• _Work to complete_: Restate the full listing word for word and leave the pictures out.

Saved entries
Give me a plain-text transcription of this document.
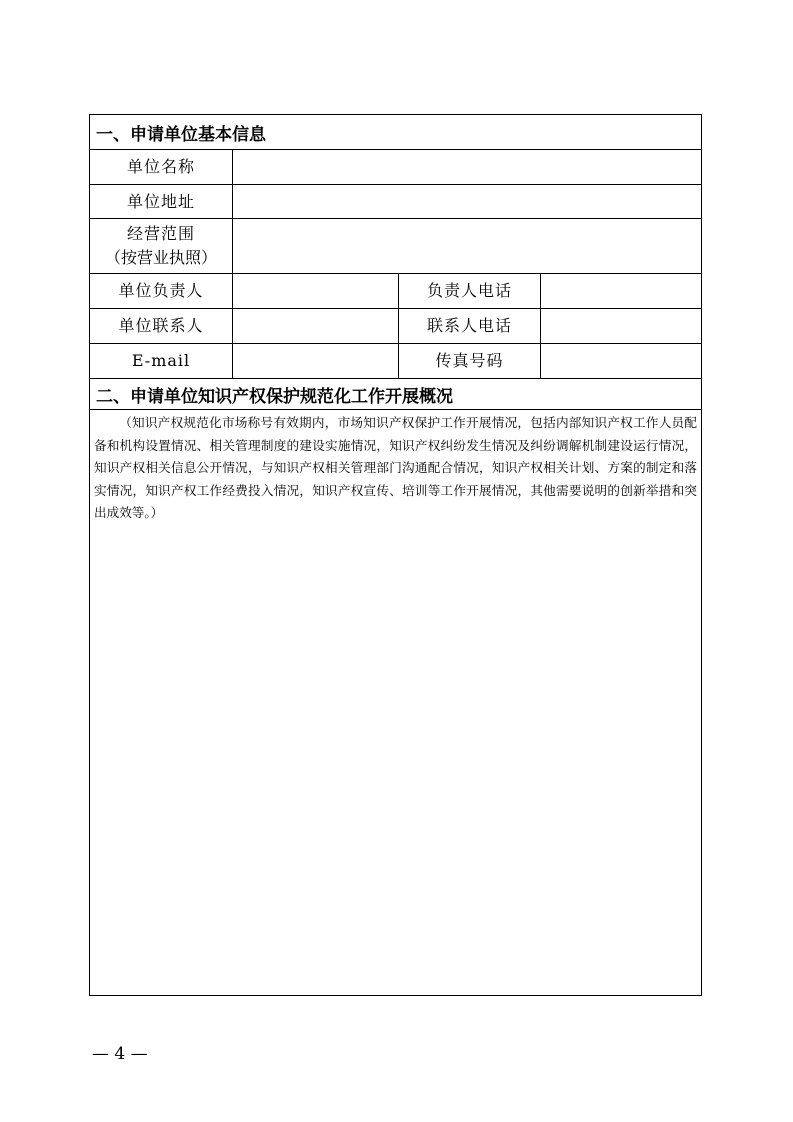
一、申请单位基本信息
单位名称
单位地址
经营范围
（按营业执照）
单位负责人	负责人电话
单位联系人	联系人电话
E-mail	传真号码
二、申请单位知识产权保护规范化工作开展概况
（知识产权规范化市场称号有效期内，市场知识产权保护工作开展情况，包括内部知识产权工作人员配备和机构设置情况、相关管理制度的建设实施情况，知识产权纠纷发生情况及纠纷调解机制建设运行情况，知识产权相关信息公开情况，与知识产权相关管理部门沟通配合情况，知识产权相关计划、方案的制定和落实情况，知识产权工作经费投入情况，知识产权宣传、培训等工作开展情况，其他需要说明的创新举措和突出成效等。）
— 4 —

• _Reply to the task_:
Give me a plain-text transcription of this document.
一、申请单位基本信息
单位名称
单位地址
经营范围
（按营业执照）
单位负责人	负责人电话
单位联系人	联系人电话
E-mail	传真号码
二、申请单位知识产权保护规范化工作开展概况
（知识产权规范化市场称号有效期内，市场知识产权保护工作开展情况，包括内部知识产权工作人员配备和机构设置情况、相关管理制度的建设实施情况，知识产权纠纷发生情况及纠纷调解机制建设运行情况，知识产权相关信息公开情况，与知识产权相关管理部门沟通配合情况，知识产权相关计划、方案的制定和落实情况，知识产权工作经费投入情况，知识产权宣传、培训等工作开展情况，其他需要说明的创新举措和突出成效等。）
— 4 —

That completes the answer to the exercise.